Figure record extracts
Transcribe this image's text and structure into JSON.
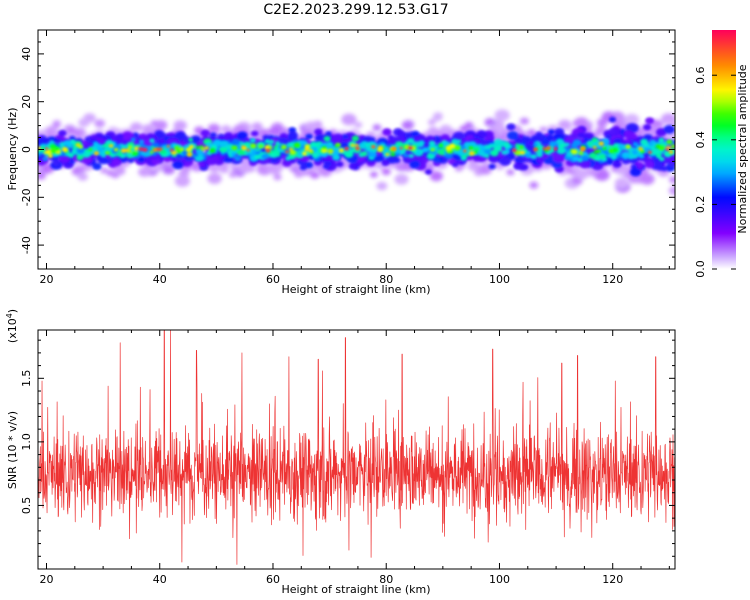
{
  "title": "C2E2.2023.299.12.53.G17",
  "chart_data": [
    {
      "type": "heatmap",
      "xlabel": "Height of straight line (km)",
      "ylabel": "Frequency (Hz)",
      "xlim": [
        18.5,
        131
      ],
      "ylim": [
        -50,
        50
      ],
      "xticks": [
        20,
        40,
        60,
        80,
        100,
        120
      ],
      "yticks": [
        -40,
        -20,
        0,
        20,
        40
      ],
      "colorbar": {
        "label": "Normalized spectral amplitude",
        "range": [
          0.0,
          0.74
        ],
        "ticks": [
          0.0,
          0.2,
          0.4,
          0.6
        ]
      },
      "band": {
        "center_frequency_hz": 0,
        "typical_half_width_hz": 7,
        "peak_normalized_amplitude": 0.74
      }
    },
    {
      "type": "line",
      "xlabel": "Height of straight line (km)",
      "ylabel": "SNR (10 * v/v)",
      "y_multiplier": "(x10",
      "y_multiplier_exp": "4",
      "xlim": [
        18.5,
        131
      ],
      "ylim": [
        0,
        1.88
      ],
      "xticks": [
        20,
        40,
        60,
        80,
        100,
        120
      ],
      "yticks": [
        0.5,
        1.0,
        1.5
      ],
      "ytick_labels": [
        "0.5",
        "1.0",
        "1.5"
      ],
      "series": [
        {
          "typical_value": 0.75,
          "peak_value": 1.88,
          "peaks": [
            {
              "x": 33.0,
              "y": 1.78
            },
            {
              "x": 40.8,
              "y": 1.88
            },
            {
              "x": 41.9,
              "y": 1.88
            },
            {
              "x": 46.5,
              "y": 1.72
            },
            {
              "x": 54.5,
              "y": 1.7
            },
            {
              "x": 62.8,
              "y": 1.67
            },
            {
              "x": 68.0,
              "y": 1.65
            },
            {
              "x": 72.8,
              "y": 1.82
            },
            {
              "x": 82.8,
              "y": 1.69
            },
            {
              "x": 98.8,
              "y": 1.73
            },
            {
              "x": 111.0,
              "y": 1.62
            },
            {
              "x": 113.8,
              "y": 1.68
            },
            {
              "x": 127.6,
              "y": 1.67
            }
          ]
        }
      ]
    }
  ],
  "colors": {
    "line": "#ee3333",
    "axes": "#000000",
    "background": "#ffffff"
  }
}
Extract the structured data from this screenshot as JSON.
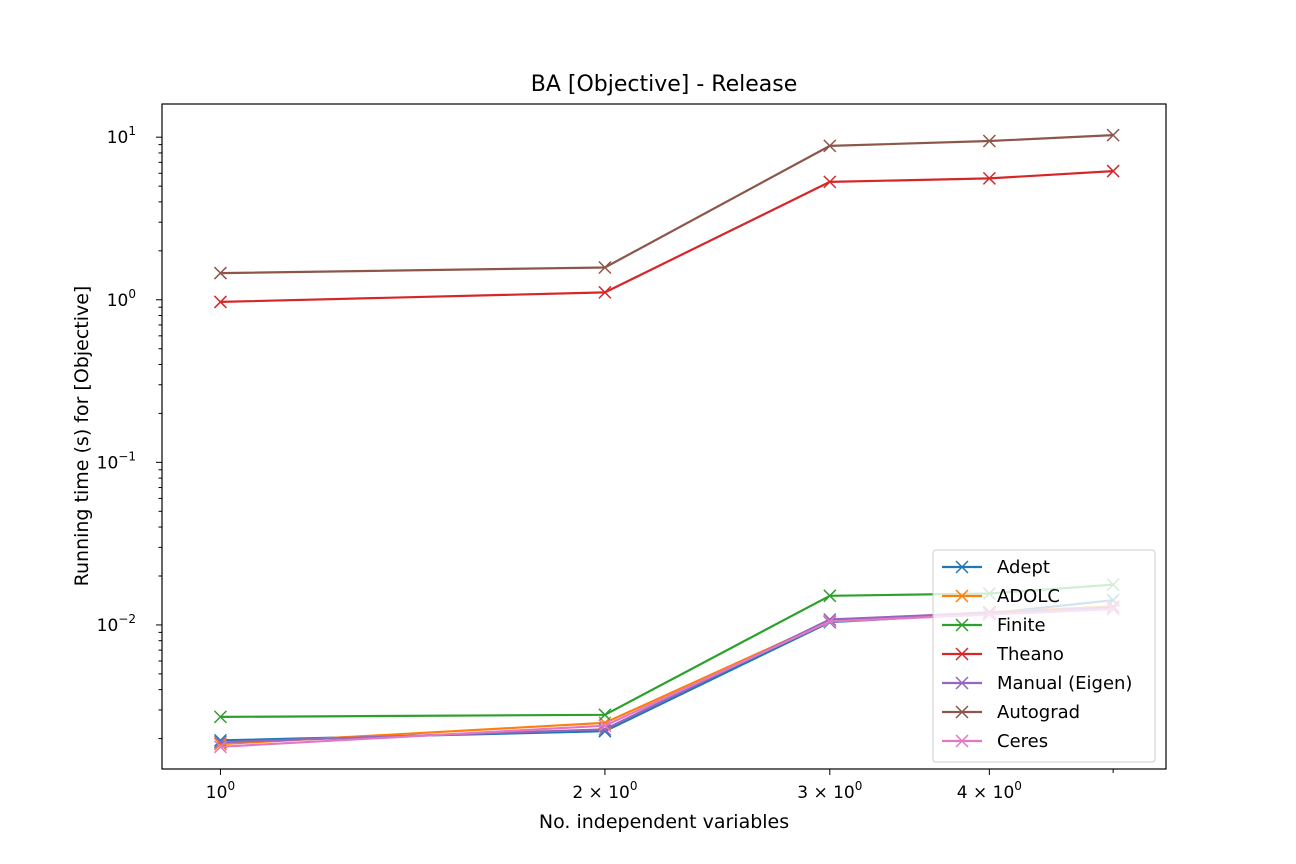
{
  "chart_data": {
    "type": "line",
    "title": "BA [Objective] - Release",
    "xlabel": "No. independent variables",
    "ylabel": "Running time (s) for [Objective]",
    "xscale": "log",
    "yscale": "log",
    "xlim": [
      0.9,
      5.5
    ],
    "ylim": [
      0.0013,
      16
    ],
    "x": [
      1,
      2,
      3,
      4,
      5
    ],
    "x_ticks": [
      {
        "value": 1,
        "base": "10",
        "exp": "0",
        "coef": ""
      },
      {
        "value": 2,
        "base": "10",
        "exp": "0",
        "coef": "2 × "
      },
      {
        "value": 3,
        "base": "10",
        "exp": "0",
        "coef": "3 × "
      },
      {
        "value": 4,
        "base": "10",
        "exp": "0",
        "coef": "4 × "
      }
    ],
    "y_ticks": [
      {
        "value": 0.01,
        "base": "10",
        "exp": "−2"
      },
      {
        "value": 0.1,
        "base": "10",
        "exp": "−1"
      },
      {
        "value": 1,
        "base": "10",
        "exp": "0"
      },
      {
        "value": 10,
        "base": "10",
        "exp": "1"
      }
    ],
    "marker": "x",
    "grid": false,
    "legend_position": "lower-right",
    "series": [
      {
        "name": "Adept",
        "color": "#1f77b4",
        "values": [
          0.00195,
          0.00222,
          0.0104,
          0.0118,
          0.0142
        ]
      },
      {
        "name": "ADOLC",
        "color": "#ff7f0e",
        "values": [
          0.00185,
          0.0025,
          0.0106,
          0.012,
          0.013
        ]
      },
      {
        "name": "Finite",
        "color": "#2ca02c",
        "values": [
          0.00272,
          0.0028,
          0.0151,
          0.0156,
          0.0177
        ]
      },
      {
        "name": "Theano",
        "color": "#d62728",
        "values": [
          0.97,
          1.11,
          5.31,
          5.58,
          6.19
        ]
      },
      {
        "name": "Manual (Eigen)",
        "color": "#9467bd",
        "values": [
          0.0019,
          0.00228,
          0.0108,
          0.0119,
          0.0128
        ]
      },
      {
        "name": "Autograd",
        "color": "#8c564b",
        "values": [
          1.46,
          1.58,
          8.84,
          9.47,
          10.3
        ]
      },
      {
        "name": "Ceres",
        "color": "#e377c2",
        "values": [
          0.00178,
          0.0024,
          0.0105,
          0.0116,
          0.0125
        ]
      }
    ]
  }
}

**Challenge:**
Return all the entries word for word, but omit any pictures they contain.

**Exercise answer:**
Transcribe this image's text and structure into JSON.
{
  "title": "C2E2.2023.299.12.53.G17",
  "chart_data": [
    {
      "type": "heatmap",
      "xlabel": "Height of straight line (km)",
      "ylabel": "Frequency (Hz)",
      "xlim": [
        18.5,
        131
      ],
      "ylim": [
        -50,
        50
      ],
      "xticks": [
        20,
        40,
        60,
        80,
        100,
        120
      ],
      "yticks": [
        -40,
        -20,
        0,
        20,
        40
      ],
      "colorbar": {
        "label": "Normalized spectral amplitude",
        "range": [
          0.0,
          0.74
        ],
        "ticks": [
          0.0,
          0.2,
          0.4,
          0.6
        ]
      },
      "band": {
        "center_frequency_hz": 0,
        "typical_half_width_hz": 7,
        "peak_normalized_amplitude": 0.74
      }
    },
    {
      "type": "line",
      "xlabel": "Height of straight line (km)",
      "ylabel": "SNR (10 * v/v)",
      "y_multiplier": "(x10",
      "y_multiplier_exp": "4",
      "xlim": [
        18.5,
        131
      ],
      "ylim": [
        0,
        1.88
      ],
      "xticks": [
        20,
        40,
        60,
        80,
        100,
        120
      ],
      "yticks": [
        0.5,
        1.0,
        1.5
      ],
      "ytick_labels": [
        "0.5",
        "1.0",
        "1.5"
      ],
      "series": [
        {
          "typical_value": 0.75,
          "peak_value": 1.88,
          "peaks": [
            {
              "x": 33.0,
              "y": 1.78
            },
            {
              "x": 40.8,
              "y": 1.88
            },
            {
              "x": 41.9,
              "y": 1.88
            },
            {
              "x": 46.5,
              "y": 1.72
            },
            {
              "x": 54.5,
              "y": 1.7
            },
            {
              "x": 62.8,
              "y": 1.67
            },
            {
              "x": 68.0,
              "y": 1.65
            },
            {
              "x": 72.8,
              "y": 1.82
            },
            {
              "x": 82.8,
              "y": 1.69
            },
            {
              "x": 98.8,
              "y": 1.73
            },
            {
              "x": 111.0,
              "y": 1.62
            },
            {
              "x": 113.8,
              "y": 1.68
            },
            {
              "x": 127.6,
              "y": 1.67
            }
          ]
        }
      ]
    }
  ],
  "colors": {
    "line": "#ee3333",
    "axes": "#000000",
    "background": "#ffffff"
  }
}
Extract the structured data from this screenshot as JSON.
{
  "chart_data": {
    "type": "line",
    "title": "BA [Objective] - Release",
    "xlabel": "No. independent variables",
    "ylabel": "Running time (s) for [Objective]",
    "xscale": "log",
    "yscale": "log",
    "xlim": [
      0.9,
      5.5
    ],
    "ylim": [
      0.0013,
      16
    ],
    "x": [
      1,
      2,
      3,
      4,
      5
    ],
    "x_ticks": [
      {
        "value": 1,
        "base": "10",
        "exp": "0",
        "coef": ""
      },
      {
        "value": 2,
        "base": "10",
        "exp": "0",
        "coef": "2 × "
      },
      {
        "value": 3,
        "base": "10",
        "exp": "0",
        "coef": "3 × "
      },
      {
        "value": 4,
        "base": "10",
        "exp": "0",
        "coef": "4 × "
      }
    ],
    "y_ticks": [
      {
        "value": 0.01,
        "base": "10",
        "exp": "−2"
      },
      {
        "value": 0.1,
        "base": "10",
        "exp": "−1"
      },
      {
        "value": 1,
        "base": "10",
        "exp": "0"
      },
      {
        "value": 10,
        "base": "10",
        "exp": "1"
      }
    ],
    "marker": "x",
    "grid": false,
    "legend_position": "lower-right",
    "series": [
      {
        "name": "Adept",
        "color": "#1f77b4",
        "values": [
          0.00195,
          0.00222,
          0.0104,
          0.0118,
          0.0142
        ]
      },
      {
        "name": "ADOLC",
        "color": "#ff7f0e",
        "values": [
          0.00185,
          0.0025,
          0.0106,
          0.012,
          0.013
        ]
      },
      {
        "name": "Finite",
        "color": "#2ca02c",
        "values": [
          0.00272,
          0.0028,
          0.0151,
          0.0156,
          0.0177
        ]
      },
      {
        "name": "Theano",
        "color": "#d62728",
        "values": [
          0.97,
          1.11,
          5.31,
          5.58,
          6.19
        ]
      },
      {
        "name": "Manual (Eigen)",
        "color": "#9467bd",
        "values": [
          0.0019,
          0.00228,
          0.0108,
          0.0119,
          0.0128
        ]
      },
      {
        "name": "Autograd",
        "color": "#8c564b",
        "values": [
          1.46,
          1.58,
          8.84,
          9.47,
          10.3
        ]
      },
      {
        "name": "Ceres",
        "color": "#e377c2",
        "values": [
          0.00178,
          0.0024,
          0.0105,
          0.0116,
          0.0125
        ]
      }
    ]
  }
}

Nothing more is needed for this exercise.